We were supposed to have a "chat" that we keep rescheduling. It was supposed to be scheduled now for tonight, but I'm guessing it will get bumped again.

Essentially, I just wanted a few minutes of her time to just get some things off my chest...not to get in a big conversation, but just to tell her where I stand: I don't need you, but I do love you. I respect your strength in recognizing things were not working well in our relationship, and thank you for that. I need time to take care of me right now, so not asking for anything from you at all. I'm not engaging you at all right now, but that doesn't mean I don't care. Know that I did love you even though I didn't make you feel that way.

And that's it. Walk away. I think it's a closure thing for me. I haven't express my heart to her in a strong way. Any talk before has been from a weak spot and was just pleading and pathetic, and looking for crumbs of something from her. Considering her reasons for ending it, I feel she should know how I truly feel - again, not in a pathetic way - but in a true, confident, honest way.

I'm going to go buy some clothes for myself today.


----------



## BeYou

I also just want to say that she was right about our relationship. It wasn't great at all these last few months. I knew this - I just didn't want to admit it to myself because I was so co-dependent. I was being an ass to her for the last little while. I was letting my frustrations get to me, short temper. Would take cheap shots in fights. Jumping to cheap shots if a fight was even brewing. Starting "checking out" every girl who walked by. Watching porn instead of going to bed with her. Picking fights just because I was frustrated with other things.

Yeah. I was being a piece of crap.

I think this might be why some of you want to look at her with such a jaded view...because I haven't been honest with my stuff. You just see her checking out, being selfish, meeting some guy, etc. I've made myself look pretty innocent through this. I'm not.

Gee, maybe she isn't being all that ridiculous. Maybe I was just being that crappy of a husband. Yes, she played her part too. But I was just as, if not more, guilty as she was.

The difference was, she had the balls to finally say "enough - I won't be treated this way..."

I...didn't. Kudos to her.

THat's why it's ME time now. I've got some things to fix. These behaviours have repeated themselves. It's time to fix them once and for all.


----------



## Morrigan1

Oh hun  that's not 'letting go' - that's a form of denial and lots of 'hope for the future'. It's pretty much where I am now. And blaming yourself? It's takes 2, my friend.. so ok, take your share of the blame, fair enough.. but she could have talked to you about how she was feeling before it all went gaga, made the effort to try to save your relationship, gve you a chance to change things and for her to admit her own failings. Don't start blaming yourself.. been there, too.. got the tshirt, the book and the mental scars.

I did exactly as you have.. changed lots of things.. gave him his space.. let him carry on in his misfit world.. stopped the heartfelt emails about how I feel and what I wish for. Then I got to the stage where I started no contact except _purely_ re our son. Stopped him coming into our home for more than 2 mins to collect/drop off our littlun.. ignored txts that were not _absolutely necessary_ re son.. asked him to leave me alone, not to contact me and to let me get on with my life because all he was doing before with family days out and going for lunch and txts etc was confusing me.. keeping me 'hanging on a string' in the background while he in fact was getting on with his life moving forward.

— Source data —
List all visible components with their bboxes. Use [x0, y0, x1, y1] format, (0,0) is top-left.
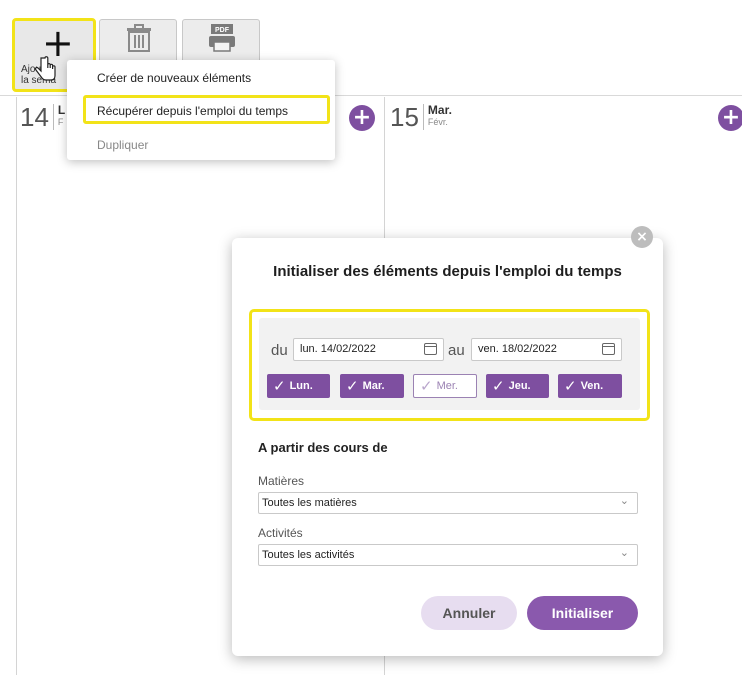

— Work to complete —
Reproduce, word for word, the stretch of the forum thread above from "And that's it." through "for myself today.".

— Completed task —
And that's it. Walk away. I think it's a closure thing for me. I haven't express my heart to her in a strong way. Any talk before has been from a weak spot and was just pleading and pathetic, and looking for crumbs of something from her. Considering her reasons for ending it, I feel she should know how I truly feel - again, not in a pathetic way - but in a true, confident, honest way.

I'm going to go buy some clothes for myself today.